◆ Records from a collection ◆
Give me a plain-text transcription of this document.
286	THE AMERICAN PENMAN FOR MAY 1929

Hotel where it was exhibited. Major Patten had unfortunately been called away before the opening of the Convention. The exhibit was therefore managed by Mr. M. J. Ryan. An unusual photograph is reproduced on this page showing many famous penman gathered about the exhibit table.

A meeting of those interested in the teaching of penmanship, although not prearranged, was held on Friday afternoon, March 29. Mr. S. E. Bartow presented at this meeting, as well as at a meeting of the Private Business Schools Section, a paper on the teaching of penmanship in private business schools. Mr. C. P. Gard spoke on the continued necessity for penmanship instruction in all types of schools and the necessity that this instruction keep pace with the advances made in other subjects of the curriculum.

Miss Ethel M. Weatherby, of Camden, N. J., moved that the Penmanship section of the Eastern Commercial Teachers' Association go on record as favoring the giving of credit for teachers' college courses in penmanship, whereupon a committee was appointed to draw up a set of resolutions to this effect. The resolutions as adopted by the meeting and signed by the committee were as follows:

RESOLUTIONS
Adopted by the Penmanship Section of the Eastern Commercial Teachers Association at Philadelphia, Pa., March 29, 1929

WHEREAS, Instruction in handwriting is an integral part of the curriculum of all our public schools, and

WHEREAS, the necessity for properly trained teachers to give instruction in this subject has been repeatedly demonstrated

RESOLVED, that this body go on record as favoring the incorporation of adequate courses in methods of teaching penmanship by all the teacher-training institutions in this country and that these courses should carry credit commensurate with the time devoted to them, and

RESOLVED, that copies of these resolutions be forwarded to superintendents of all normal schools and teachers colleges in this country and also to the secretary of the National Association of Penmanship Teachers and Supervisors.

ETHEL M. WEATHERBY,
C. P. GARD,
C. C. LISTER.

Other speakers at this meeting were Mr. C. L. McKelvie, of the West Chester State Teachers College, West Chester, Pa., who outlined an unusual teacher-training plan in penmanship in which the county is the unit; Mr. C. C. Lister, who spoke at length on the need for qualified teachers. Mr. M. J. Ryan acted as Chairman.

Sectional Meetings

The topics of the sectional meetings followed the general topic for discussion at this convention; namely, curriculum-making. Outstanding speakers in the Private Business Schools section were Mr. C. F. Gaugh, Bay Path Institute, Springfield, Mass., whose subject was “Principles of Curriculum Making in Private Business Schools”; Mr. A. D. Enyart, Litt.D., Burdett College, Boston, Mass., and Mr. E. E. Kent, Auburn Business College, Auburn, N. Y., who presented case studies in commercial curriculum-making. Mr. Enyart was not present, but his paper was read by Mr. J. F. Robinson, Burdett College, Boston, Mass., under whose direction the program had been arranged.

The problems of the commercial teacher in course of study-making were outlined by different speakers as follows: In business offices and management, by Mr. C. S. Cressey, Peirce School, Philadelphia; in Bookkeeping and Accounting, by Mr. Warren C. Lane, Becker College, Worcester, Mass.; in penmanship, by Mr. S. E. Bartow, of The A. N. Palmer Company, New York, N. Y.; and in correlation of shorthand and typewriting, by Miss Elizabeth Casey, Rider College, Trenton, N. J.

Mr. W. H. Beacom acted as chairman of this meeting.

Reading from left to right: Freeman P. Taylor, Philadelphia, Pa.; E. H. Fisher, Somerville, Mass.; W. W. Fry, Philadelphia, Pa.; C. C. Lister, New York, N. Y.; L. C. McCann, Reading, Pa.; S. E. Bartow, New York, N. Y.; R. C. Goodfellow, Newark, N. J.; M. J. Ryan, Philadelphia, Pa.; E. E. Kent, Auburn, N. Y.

◆ Work required ◆
Return every line exactly.

◆ Written reply ◆
Give me a plain-text transcription of this document.
286	THE AMERICAN PENMAN FOR MAY 1929

Hotel where it was exhibited. Major Patten had unfortunately been called away before the opening of the Convention. The exhibit was therefore managed by Mr. M. J. Ryan. An unusual photograph is reproduced on this page showing many famous penman gathered about the exhibit table.

A meeting of those interested in the teaching of penmanship, although not prearranged, was held on Friday afternoon, March 29. Mr. S. E. Bartow presented at this meeting, as well as at a meeting of the Private Business Schools Section, a paper on the teaching of penmanship in private business schools. Mr. C. P. Gard spoke on the continued necessity for penmanship instruction in all types of schools and the necessity that this instruction keep pace with the advances made in other subjects of the curriculum.

Miss Ethel M. Weatherby, of Camden, N. J., moved that the Penmanship section of the Eastern Commercial Teachers' Association go on record as favoring the giving of credit for teachers' college courses in penmanship, whereupon a committee was appointed to draw up a set of resolutions to this effect. The resolutions as adopted by the meeting and signed by the committee were as follows:

RESOLUTIONS
Adopted by the Penmanship Section of the Eastern Commercial Teachers Association at Philadelphia, Pa., March 29, 1929

WHEREAS, Instruction in handwriting is an integral part of the curriculum of all our public schools, and

WHEREAS, the necessity for properly trained teachers to give instruction in this subject has been repeatedly demonstrated

RESOLVED, that this body go on record as favoring the incorporation of adequate courses in methods of teaching penmanship by all the teacher-training institutions in this country and that these courses should carry credit commensurate with the time devoted to them, and

RESOLVED, that copies of these resolutions be forwarded to superintendents of all normal schools and teachers colleges in this country and also to the secretary of the National Association of Penmanship Teachers and Supervisors.

ETHEL M. WEATHERBY,
C. P. GARD,
C. C. LISTER.

Other speakers at this meeting were Mr. C. L. McKelvie, of the West Chester State Teachers College, West Chester, Pa., who outlined an unusual teacher-training plan in penmanship in which the county is the unit; Mr. C. C. Lister, who spoke at length on the need for qualified teachers. Mr. M. J. Ryan acted as Chairman.

Sectional Meetings

The topics of the sectional meetings followed the general topic for discussion at this convention; namely, curriculum-making. Outstanding speakers in the Private Business Schools section were Mr. C. F. Gaugh, Bay Path Institute, Springfield, Mass., whose subject was “Principles of Curriculum Making in Private Business Schools”; Mr. A. D. Enyart, Litt.D., Burdett College, Boston, Mass., and Mr. E. E. Kent, Auburn Business College, Auburn, N. Y., who presented case studies in commercial curriculum-making. Mr. Enyart was not present, but his paper was read by Mr. J. F. Robinson, Burdett College, Boston, Mass., under whose direction the program had been arranged.

The problems of the commercial teacher in course of study-making were outlined by different speakers as follows: In business offices and management, by Mr. C. S. Cressey, Peirce School, Philadelphia; in Bookkeeping and Accounting, by Mr. Warren C. Lane, Becker College, Worcester, Mass.; in penmanship, by Mr. S. E. Bartow, of The A. N. Palmer Company, New York, N. Y.; and in correlation of shorthand and typewriting, by Miss Elizabeth Casey, Rider College, Trenton, N. J.

Mr. W. H. Beacom acted as chairman of this meeting.

Reading from left to right: Freeman P. Taylor, Philadelphia, Pa.; E. H. Fisher, Somerville, Mass.; W. W. Fry, Philadelphia, Pa.; C. C. Lister, New York, N. Y.; L. C. McCann, Reading, Pa.; S. E. Bartow, New York, N. Y.; R. C. Goodfellow, Newark, N. J.; M. J. Ryan, Philadelphia, Pa.; E. E. Kent, Auburn, N. Y.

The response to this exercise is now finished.